■ Required task ■
Drop the pictures, then extract the listing word for word.

** begin **

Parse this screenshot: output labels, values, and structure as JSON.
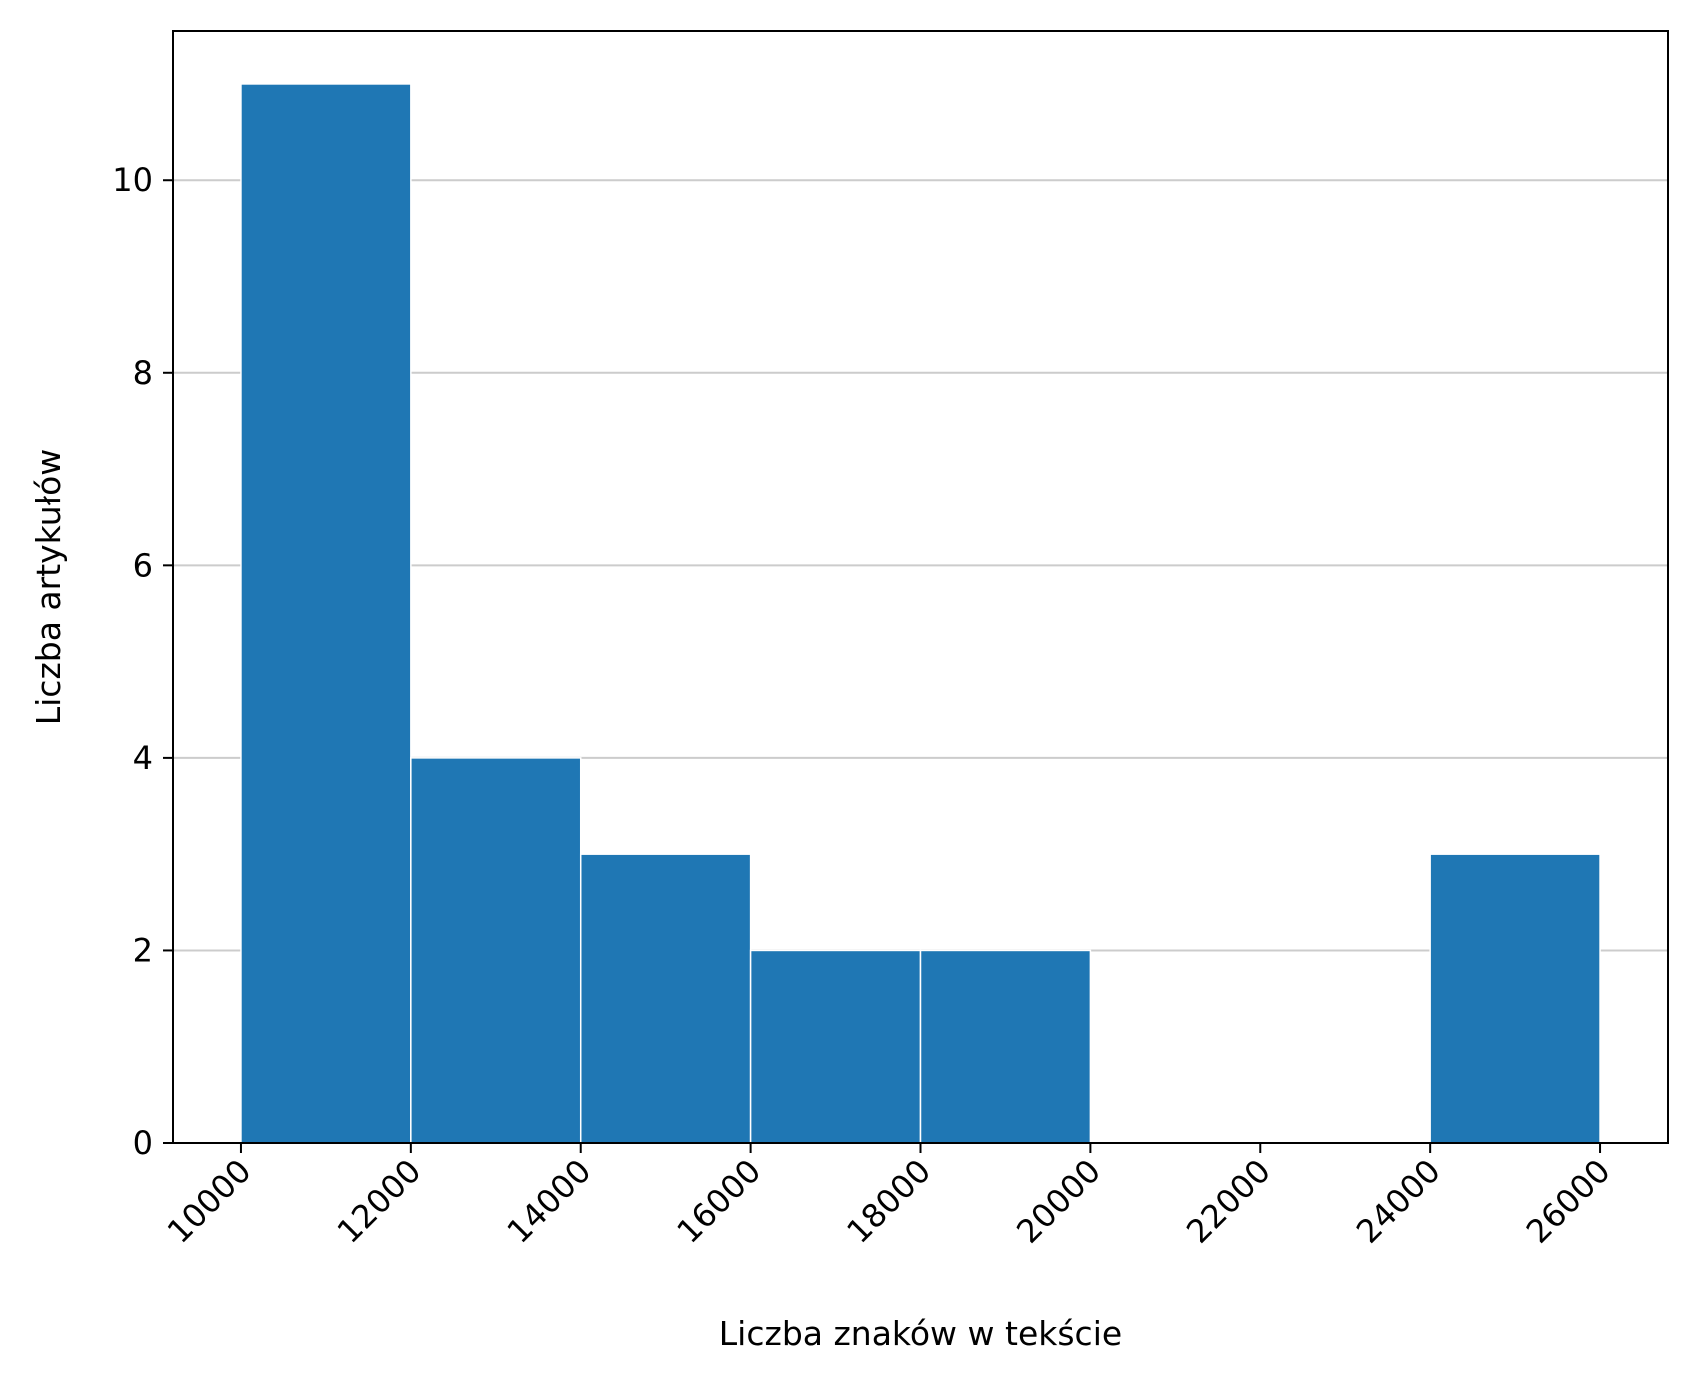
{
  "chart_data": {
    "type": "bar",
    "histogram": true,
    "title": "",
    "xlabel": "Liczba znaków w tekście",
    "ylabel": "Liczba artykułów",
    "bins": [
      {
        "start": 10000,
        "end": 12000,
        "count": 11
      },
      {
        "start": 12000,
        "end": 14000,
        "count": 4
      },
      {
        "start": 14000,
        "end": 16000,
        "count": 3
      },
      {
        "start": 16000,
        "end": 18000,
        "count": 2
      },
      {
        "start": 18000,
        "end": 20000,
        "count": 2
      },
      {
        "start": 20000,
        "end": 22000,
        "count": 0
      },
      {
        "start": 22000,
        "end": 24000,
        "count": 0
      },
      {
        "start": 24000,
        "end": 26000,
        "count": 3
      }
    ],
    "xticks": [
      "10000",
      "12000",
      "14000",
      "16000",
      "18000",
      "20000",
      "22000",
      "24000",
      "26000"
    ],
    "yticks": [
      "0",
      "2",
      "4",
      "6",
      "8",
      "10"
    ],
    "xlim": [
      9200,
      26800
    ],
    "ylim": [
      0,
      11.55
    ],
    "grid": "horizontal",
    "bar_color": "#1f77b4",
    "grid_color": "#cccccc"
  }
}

** end **

■ Response to the exercise ■
Parse this screenshot: output labels, values, and structure as JSON.
{
  "chart_data": {
    "type": "bar",
    "histogram": true,
    "title": "",
    "xlabel": "Liczba znaków w tekście",
    "ylabel": "Liczba artykułów",
    "bins": [
      {
        "start": 10000,
        "end": 12000,
        "count": 11
      },
      {
        "start": 12000,
        "end": 14000,
        "count": 4
      },
      {
        "start": 14000,
        "end": 16000,
        "count": 3
      },
      {
        "start": 16000,
        "end": 18000,
        "count": 2
      },
      {
        "start": 18000,
        "end": 20000,
        "count": 2
      },
      {
        "start": 20000,
        "end": 22000,
        "count": 0
      },
      {
        "start": 22000,
        "end": 24000,
        "count": 0
      },
      {
        "start": 24000,
        "end": 26000,
        "count": 3
      }
    ],
    "xticks": [
      "10000",
      "12000",
      "14000",
      "16000",
      "18000",
      "20000",
      "22000",
      "24000",
      "26000"
    ],
    "yticks": [
      "0",
      "2",
      "4",
      "6",
      "8",
      "10"
    ],
    "xlim": [
      9200,
      26800
    ],
    "ylim": [
      0,
      11.55
    ],
    "grid": "horizontal",
    "bar_color": "#1f77b4",
    "grid_color": "#cccccc"
  }
}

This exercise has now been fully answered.